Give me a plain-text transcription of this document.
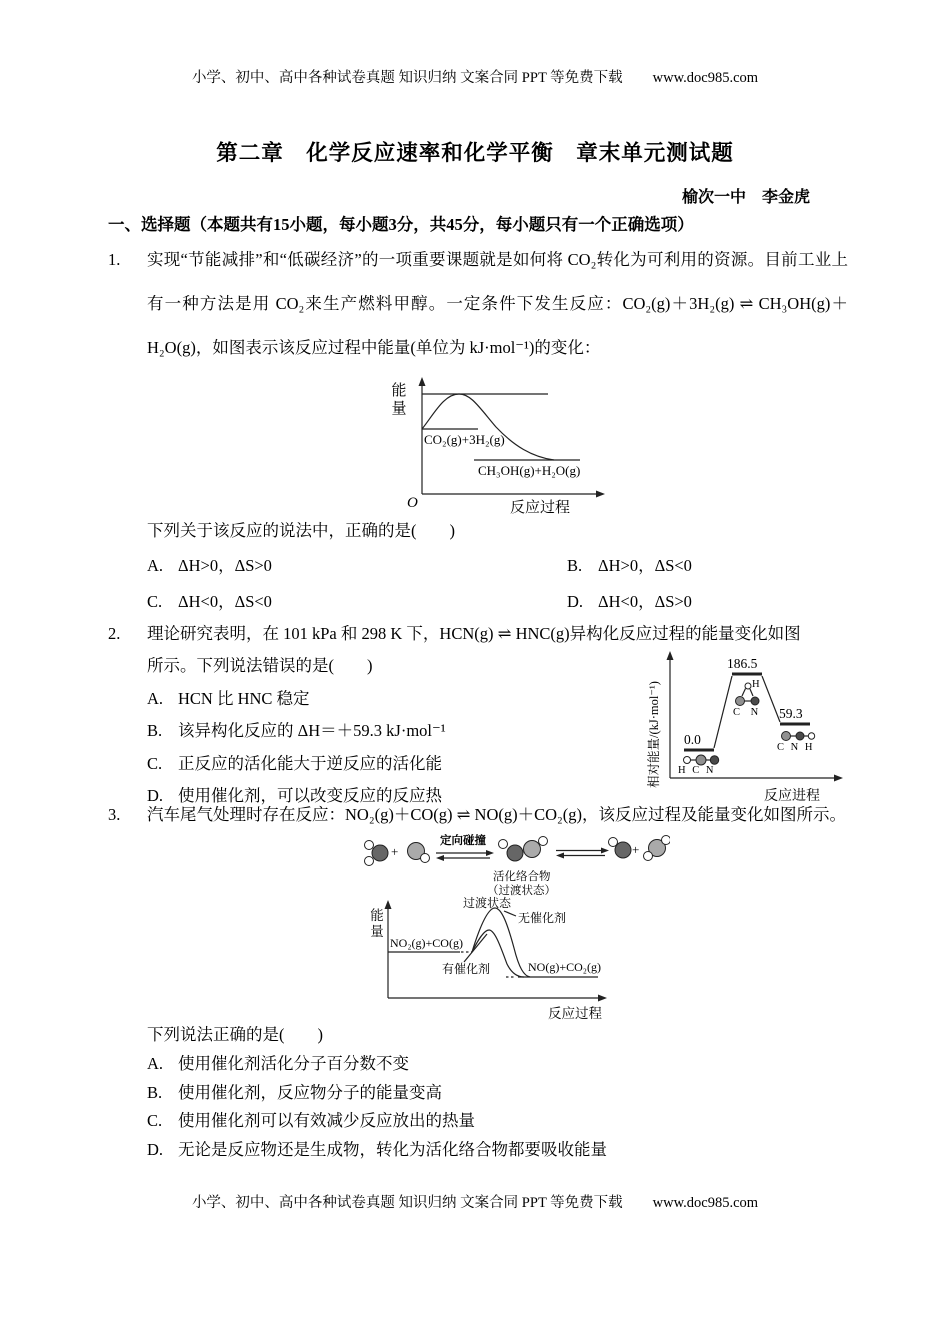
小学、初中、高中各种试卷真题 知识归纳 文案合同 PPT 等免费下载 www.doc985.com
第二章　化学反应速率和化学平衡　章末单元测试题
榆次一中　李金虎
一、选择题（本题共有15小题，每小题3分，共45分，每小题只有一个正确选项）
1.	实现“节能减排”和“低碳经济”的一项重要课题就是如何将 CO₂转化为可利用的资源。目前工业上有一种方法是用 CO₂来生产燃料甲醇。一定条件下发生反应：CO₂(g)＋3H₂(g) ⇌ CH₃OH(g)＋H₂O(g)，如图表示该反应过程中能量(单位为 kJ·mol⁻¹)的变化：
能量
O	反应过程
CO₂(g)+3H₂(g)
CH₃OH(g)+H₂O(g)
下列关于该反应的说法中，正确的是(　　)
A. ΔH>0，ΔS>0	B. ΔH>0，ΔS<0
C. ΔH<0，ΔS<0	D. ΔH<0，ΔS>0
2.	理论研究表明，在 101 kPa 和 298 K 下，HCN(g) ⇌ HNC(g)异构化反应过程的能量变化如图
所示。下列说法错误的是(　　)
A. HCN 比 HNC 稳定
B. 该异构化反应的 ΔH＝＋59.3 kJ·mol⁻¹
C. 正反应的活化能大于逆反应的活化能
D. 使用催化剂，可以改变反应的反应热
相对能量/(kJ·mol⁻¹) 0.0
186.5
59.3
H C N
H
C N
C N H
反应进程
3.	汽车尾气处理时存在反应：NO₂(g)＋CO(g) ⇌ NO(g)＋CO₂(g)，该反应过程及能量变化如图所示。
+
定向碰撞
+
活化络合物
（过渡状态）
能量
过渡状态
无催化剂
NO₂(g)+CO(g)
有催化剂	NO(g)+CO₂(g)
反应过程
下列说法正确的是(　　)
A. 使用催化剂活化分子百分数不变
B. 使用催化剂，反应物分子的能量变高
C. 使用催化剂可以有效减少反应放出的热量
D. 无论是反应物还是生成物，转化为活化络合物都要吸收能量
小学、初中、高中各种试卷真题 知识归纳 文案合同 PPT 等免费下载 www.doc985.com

▶ [Stated goal] The material above must be printed exactly, with its pictures left out.

▶ [Solution for this task]
Give me a plain-text transcription of this document.
小学、初中、高中各种试卷真题 知识归纳 文案合同 PPT 等免费下载 www.doc985.com
第二章　化学反应速率和化学平衡　章末单元测试题
榆次一中　李金虎
一、选择题（本题共有15小题，每小题3分，共45分，每小题只有一个正确选项）
1.	实现“节能减排”和“低碳经济”的一项重要课题就是如何将 CO₂转化为可利用的资源。目前工业上有一种方法是用 CO₂来生产燃料甲醇。一定条件下发生反应：CO₂(g)＋3H₂(g) ⇌ CH₃OH(g)＋H₂O(g)，如图表示该反应过程中能量(单位为 kJ·mol⁻¹)的变化：
能量
O	反应过程
CO₂(g)+3H₂(g)
CH₃OH(g)+H₂O(g)
下列关于该反应的说法中，正确的是(　　)
A. ΔH>0，ΔS>0	B. ΔH>0，ΔS<0
C. ΔH<0，ΔS<0	D. ΔH<0，ΔS>0
2.	理论研究表明，在 101 kPa 和 298 K 下，HCN(g) ⇌ HNC(g)异构化反应过程的能量变化如图
所示。下列说法错误的是(　　)
A. HCN 比 HNC 稳定
B. 该异构化反应的 ΔH＝＋59.3 kJ·mol⁻¹
C. 正反应的活化能大于逆反应的活化能
D. 使用催化剂，可以改变反应的反应热
相对能量/(kJ·mol⁻¹) 0.0
186.5
59.3
H C N
H
C N
C N H
反应进程
3.	汽车尾气处理时存在反应：NO₂(g)＋CO(g) ⇌ NO(g)＋CO₂(g)，该反应过程及能量变化如图所示。
+
定向碰撞
+
活化络合物
（过渡状态）
能量
过渡状态
无催化剂
NO₂(g)+CO(g)
有催化剂	NO(g)+CO₂(g)
反应过程
下列说法正确的是(　　)
A. 使用催化剂活化分子百分数不变
B. 使用催化剂，反应物分子的能量变高
C. 使用催化剂可以有效减少反应放出的热量
D. 无论是反应物还是生成物，转化为活化络合物都要吸收能量
小学、初中、高中各种试卷真题 知识归纳 文案合同 PPT 等免费下载 www.doc985.com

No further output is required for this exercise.